_The problem_:
Set down the whole listing verbatim.

_Rows_:
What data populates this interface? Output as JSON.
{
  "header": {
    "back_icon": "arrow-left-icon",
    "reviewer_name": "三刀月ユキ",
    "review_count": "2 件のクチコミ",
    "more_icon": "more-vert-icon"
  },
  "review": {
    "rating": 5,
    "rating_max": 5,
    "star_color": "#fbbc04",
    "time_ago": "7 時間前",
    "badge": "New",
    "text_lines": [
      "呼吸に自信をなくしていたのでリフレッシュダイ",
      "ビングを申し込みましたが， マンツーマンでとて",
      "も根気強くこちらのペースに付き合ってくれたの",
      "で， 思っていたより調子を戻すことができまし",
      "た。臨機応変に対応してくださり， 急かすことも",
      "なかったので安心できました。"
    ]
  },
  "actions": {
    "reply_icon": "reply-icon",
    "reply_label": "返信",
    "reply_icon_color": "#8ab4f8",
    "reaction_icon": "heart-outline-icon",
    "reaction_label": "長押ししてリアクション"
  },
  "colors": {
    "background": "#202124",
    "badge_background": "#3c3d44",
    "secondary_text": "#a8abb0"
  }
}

_Response to the exercise_:
What data populates this interface? Output as JSON.
{
  "header": {
    "back_icon": "arrow-left-icon",
    "reviewer_name": "三刀月ユキ",
    "review_count": "2 件のクチコミ",
    "more_icon": "more-vert-icon"
  },
  "review": {
    "rating": 5,
    "rating_max": 5,
    "star_color": "#fbbc04",
    "time_ago": "7 時間前",
    "badge": "New",
    "text_lines": [
      "呼吸に自信をなくしていたのでリフレッシュダイ",
      "ビングを申し込みましたが， マンツーマンでとて",
      "も根気強くこちらのペースに付き合ってくれたの",
      "で， 思っていたより調子を戻すことができまし",
      "た。臨機応変に対応してくださり， 急かすことも",
      "なかったので安心できました。"
    ]
  },
  "actions": {
    "reply_icon": "reply-icon",
    "reply_label": "返信",
    "reply_icon_color": "#8ab4f8",
    "reaction_icon": "heart-outline-icon",
    "reaction_label": "長押ししてリアクション"
  },
  "colors": {
    "background": "#202124",
    "badge_background": "#3c3d44",
    "secondary_text": "#a8abb0"
  }
}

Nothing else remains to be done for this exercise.